Part of a data file:
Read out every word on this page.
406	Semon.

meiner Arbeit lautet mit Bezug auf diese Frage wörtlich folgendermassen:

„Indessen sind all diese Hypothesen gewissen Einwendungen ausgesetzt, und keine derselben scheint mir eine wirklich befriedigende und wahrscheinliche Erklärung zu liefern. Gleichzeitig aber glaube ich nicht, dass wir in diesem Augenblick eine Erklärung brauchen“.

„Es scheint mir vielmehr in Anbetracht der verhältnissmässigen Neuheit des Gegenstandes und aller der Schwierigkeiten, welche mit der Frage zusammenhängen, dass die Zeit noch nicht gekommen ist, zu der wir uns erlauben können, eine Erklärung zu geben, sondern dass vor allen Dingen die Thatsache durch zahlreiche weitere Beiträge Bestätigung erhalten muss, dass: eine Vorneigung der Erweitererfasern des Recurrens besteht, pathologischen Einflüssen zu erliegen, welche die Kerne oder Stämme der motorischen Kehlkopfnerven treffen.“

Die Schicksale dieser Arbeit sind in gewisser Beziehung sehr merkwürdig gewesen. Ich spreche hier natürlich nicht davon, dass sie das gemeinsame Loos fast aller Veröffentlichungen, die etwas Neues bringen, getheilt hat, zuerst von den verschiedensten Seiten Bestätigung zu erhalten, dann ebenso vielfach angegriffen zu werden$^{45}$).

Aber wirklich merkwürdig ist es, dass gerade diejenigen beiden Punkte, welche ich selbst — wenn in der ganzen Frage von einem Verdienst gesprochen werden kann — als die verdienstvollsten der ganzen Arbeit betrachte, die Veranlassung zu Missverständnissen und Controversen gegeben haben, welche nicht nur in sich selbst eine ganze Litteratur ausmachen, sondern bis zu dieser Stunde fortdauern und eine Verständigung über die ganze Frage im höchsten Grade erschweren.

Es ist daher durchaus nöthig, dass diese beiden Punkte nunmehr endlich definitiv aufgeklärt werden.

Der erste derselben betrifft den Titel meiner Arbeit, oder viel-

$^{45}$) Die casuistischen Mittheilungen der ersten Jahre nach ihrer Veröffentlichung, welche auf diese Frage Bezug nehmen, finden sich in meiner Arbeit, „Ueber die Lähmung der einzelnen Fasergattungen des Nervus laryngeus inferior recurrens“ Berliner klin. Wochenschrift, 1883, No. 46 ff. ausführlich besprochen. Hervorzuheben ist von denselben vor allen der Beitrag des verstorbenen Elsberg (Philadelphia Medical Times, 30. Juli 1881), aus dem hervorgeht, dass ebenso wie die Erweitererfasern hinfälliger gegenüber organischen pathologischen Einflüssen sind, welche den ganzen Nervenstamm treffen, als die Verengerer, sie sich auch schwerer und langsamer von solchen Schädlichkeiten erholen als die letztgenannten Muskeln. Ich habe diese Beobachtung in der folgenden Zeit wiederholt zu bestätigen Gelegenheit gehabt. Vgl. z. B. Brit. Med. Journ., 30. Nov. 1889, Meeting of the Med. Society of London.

→ TASK GOAL
Repeat every record exactly as written, please.

→ PROBLEM SOLUTION
Read out every word on this page.
406	Semon.

meiner Arbeit lautet mit Bezug auf diese Frage wörtlich folgendermassen:

„Indessen sind all diese Hypothesen gewissen Einwendungen ausgesetzt, und keine derselben scheint mir eine wirklich befriedigende und wahrscheinliche Erklärung zu liefern. Gleichzeitig aber glaube ich nicht, dass wir in diesem Augenblick eine Erklärung brauchen“.

„Es scheint mir vielmehr in Anbetracht der verhältnissmässigen Neuheit des Gegenstandes und aller der Schwierigkeiten, welche mit der Frage zusammenhängen, dass die Zeit noch nicht gekommen ist, zu der wir uns erlauben können, eine Erklärung zu geben, sondern dass vor allen Dingen die Thatsache durch zahlreiche weitere Beiträge Bestätigung erhalten muss, dass: eine Vorneigung der Erweitererfasern des Recurrens besteht, pathologischen Einflüssen zu erliegen, welche die Kerne oder Stämme der motorischen Kehlkopfnerven treffen.“

Die Schicksale dieser Arbeit sind in gewisser Beziehung sehr merkwürdig gewesen. Ich spreche hier natürlich nicht davon, dass sie das gemeinsame Loos fast aller Veröffentlichungen, die etwas Neues bringen, getheilt hat, zuerst von den verschiedensten Seiten Bestätigung zu erhalten, dann ebenso vielfach angegriffen zu werden$^{45}$).

Aber wirklich merkwürdig ist es, dass gerade diejenigen beiden Punkte, welche ich selbst — wenn in der ganzen Frage von einem Verdienst gesprochen werden kann — als die verdienstvollsten der ganzen Arbeit betrachte, die Veranlassung zu Missverständnissen und Controversen gegeben haben, welche nicht nur in sich selbst eine ganze Litteratur ausmachen, sondern bis zu dieser Stunde fortdauern und eine Verständigung über die ganze Frage im höchsten Grade erschweren.

Es ist daher durchaus nöthig, dass diese beiden Punkte nunmehr endlich definitiv aufgeklärt werden.

Der erste derselben betrifft den Titel meiner Arbeit, oder viel-

$^{45}$) Die casuistischen Mittheilungen der ersten Jahre nach ihrer Veröffentlichung, welche auf diese Frage Bezug nehmen, finden sich in meiner Arbeit, „Ueber die Lähmung der einzelnen Fasergattungen des Nervus laryngeus inferior recurrens“ Berliner klin. Wochenschrift, 1883, No. 46 ff. ausführlich besprochen. Hervorzuheben ist von denselben vor allen der Beitrag des verstorbenen Elsberg (Philadelphia Medical Times, 30. Juli 1881), aus dem hervorgeht, dass ebenso wie die Erweitererfasern hinfälliger gegenüber organischen pathologischen Einflüssen sind, welche den ganzen Nervenstamm treffen, als die Verengerer, sie sich auch schwerer und langsamer von solchen Schädlichkeiten erholen als die letztgenannten Muskeln. Ich habe diese Beobachtung in der folgenden Zeit wiederholt zu bestätigen Gelegenheit gehabt. Vgl. z. B. Brit. Med. Journ., 30. Nov. 1889, Meeting of the Med. Society of London.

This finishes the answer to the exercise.